start

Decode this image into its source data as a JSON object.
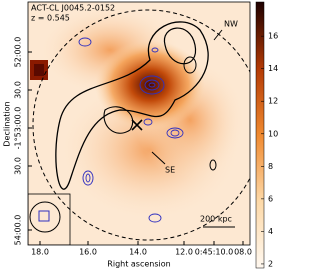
{
  "title": "ACT-CL J0045.2-0152",
  "redshift": "z = 0.545",
  "annotations": {
    "nw": "NW",
    "se": "SE",
    "scale": "200 kpc"
  },
  "x_axis": {
    "label": "Right ascension",
    "ticks": [
      "18.0",
      "16.0",
      "14.0",
      "12.0",
      "0:45:10.0",
      "08.0"
    ]
  },
  "y_axis": {
    "label": "Declination",
    "ticks": [
      "52:00.0",
      "30.0",
      "-1°53:00.0",
      "30.0",
      "54:00.0"
    ]
  },
  "colorbar": {
    "range": [
      1.75,
      18.1
    ],
    "ticks": [
      2,
      4,
      6,
      8,
      10,
      12,
      14,
      16
    ]
  }
}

end

_Instructions for the task_
Copy out all the records exactly, excluding pictures.

_Solution to the problem_
Decode this image into its source data as a JSON object.
{
  "title": "ACT-CL J0045.2-0152",
  "redshift": "z = 0.545",
  "annotations": {
    "nw": "NW",
    "se": "SE",
    "scale": "200 kpc"
  },
  "x_axis": {
    "label": "Right ascension",
    "ticks": [
      "18.0",
      "16.0",
      "14.0",
      "12.0",
      "0:45:10.0",
      "08.0"
    ]
  },
  "y_axis": {
    "label": "Declination",
    "ticks": [
      "52:00.0",
      "30.0",
      "-1°53:00.0",
      "30.0",
      "54:00.0"
    ]
  },
  "colorbar": {
    "range": [
      1.75,
      18.1
    ],
    "ticks": [
      2,
      4,
      6,
      8,
      10,
      12,
      14,
      16
    ]
  }
}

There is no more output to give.